*Direction*: Go through the listing and write out all of it exactly.

====== Source data

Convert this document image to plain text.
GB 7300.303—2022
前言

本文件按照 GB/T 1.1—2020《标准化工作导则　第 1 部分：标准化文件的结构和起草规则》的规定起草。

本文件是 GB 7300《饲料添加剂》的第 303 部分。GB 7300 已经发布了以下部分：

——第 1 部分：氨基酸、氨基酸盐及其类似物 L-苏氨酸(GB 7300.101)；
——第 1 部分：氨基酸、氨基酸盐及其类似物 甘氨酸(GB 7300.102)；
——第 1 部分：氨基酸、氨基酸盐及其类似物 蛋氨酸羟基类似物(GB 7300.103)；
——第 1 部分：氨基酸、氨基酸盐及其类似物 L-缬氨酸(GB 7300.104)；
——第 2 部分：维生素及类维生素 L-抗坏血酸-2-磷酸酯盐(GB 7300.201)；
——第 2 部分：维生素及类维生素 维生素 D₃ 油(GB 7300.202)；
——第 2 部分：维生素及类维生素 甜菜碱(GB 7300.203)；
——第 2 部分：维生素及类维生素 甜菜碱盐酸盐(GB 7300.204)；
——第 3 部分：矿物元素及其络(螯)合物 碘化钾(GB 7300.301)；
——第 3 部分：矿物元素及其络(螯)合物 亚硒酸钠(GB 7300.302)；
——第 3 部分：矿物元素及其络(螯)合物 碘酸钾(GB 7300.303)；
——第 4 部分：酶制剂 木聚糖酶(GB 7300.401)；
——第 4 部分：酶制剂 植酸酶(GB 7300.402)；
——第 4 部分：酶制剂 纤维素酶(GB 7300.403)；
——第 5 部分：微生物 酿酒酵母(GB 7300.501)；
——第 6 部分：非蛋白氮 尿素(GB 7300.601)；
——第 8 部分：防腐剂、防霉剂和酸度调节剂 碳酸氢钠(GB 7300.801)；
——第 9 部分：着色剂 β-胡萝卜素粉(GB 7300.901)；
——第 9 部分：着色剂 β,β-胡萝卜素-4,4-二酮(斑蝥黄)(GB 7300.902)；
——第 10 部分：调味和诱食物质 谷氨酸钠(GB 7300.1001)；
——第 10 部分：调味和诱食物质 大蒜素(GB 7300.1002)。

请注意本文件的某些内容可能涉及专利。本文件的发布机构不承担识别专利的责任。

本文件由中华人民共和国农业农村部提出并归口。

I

============

*Task result*:
Convert this document image to plain text.
GB 7300.303—2022
前言

本文件按照 GB/T 1.1—2020《标准化工作导则　第 1 部分：标准化文件的结构和起草规则》的规定起草。

本文件是 GB 7300《饲料添加剂》的第 303 部分。GB 7300 已经发布了以下部分：

——第 1 部分：氨基酸、氨基酸盐及其类似物 L-苏氨酸(GB 7300.101)；
——第 1 部分：氨基酸、氨基酸盐及其类似物 甘氨酸(GB 7300.102)；
——第 1 部分：氨基酸、氨基酸盐及其类似物 蛋氨酸羟基类似物(GB 7300.103)；
——第 1 部分：氨基酸、氨基酸盐及其类似物 L-缬氨酸(GB 7300.104)；
——第 2 部分：维生素及类维生素 L-抗坏血酸-2-磷酸酯盐(GB 7300.201)；
——第 2 部分：维生素及类维生素 维生素 D₃ 油(GB 7300.202)；
——第 2 部分：维生素及类维生素 甜菜碱(GB 7300.203)；
——第 2 部分：维生素及类维生素 甜菜碱盐酸盐(GB 7300.204)；
——第 3 部分：矿物元素及其络(螯)合物 碘化钾(GB 7300.301)；
——第 3 部分：矿物元素及其络(螯)合物 亚硒酸钠(GB 7300.302)；
——第 3 部分：矿物元素及其络(螯)合物 碘酸钾(GB 7300.303)；
——第 4 部分：酶制剂 木聚糖酶(GB 7300.401)；
——第 4 部分：酶制剂 植酸酶(GB 7300.402)；
——第 4 部分：酶制剂 纤维素酶(GB 7300.403)；
——第 5 部分：微生物 酿酒酵母(GB 7300.501)；
——第 6 部分：非蛋白氮 尿素(GB 7300.601)；
——第 8 部分：防腐剂、防霉剂和酸度调节剂 碳酸氢钠(GB 7300.801)；
——第 9 部分：着色剂 β-胡萝卜素粉(GB 7300.901)；
——第 9 部分：着色剂 β,β-胡萝卜素-4,4-二酮(斑蝥黄)(GB 7300.902)；
——第 10 部分：调味和诱食物质 谷氨酸钠(GB 7300.1001)；
——第 10 部分：调味和诱食物质 大蒜素(GB 7300.1002)。

请注意本文件的某些内容可能涉及专利。本文件的发布机构不承担识别专利的责任。

本文件由中华人民共和国农业农村部提出并归口。

I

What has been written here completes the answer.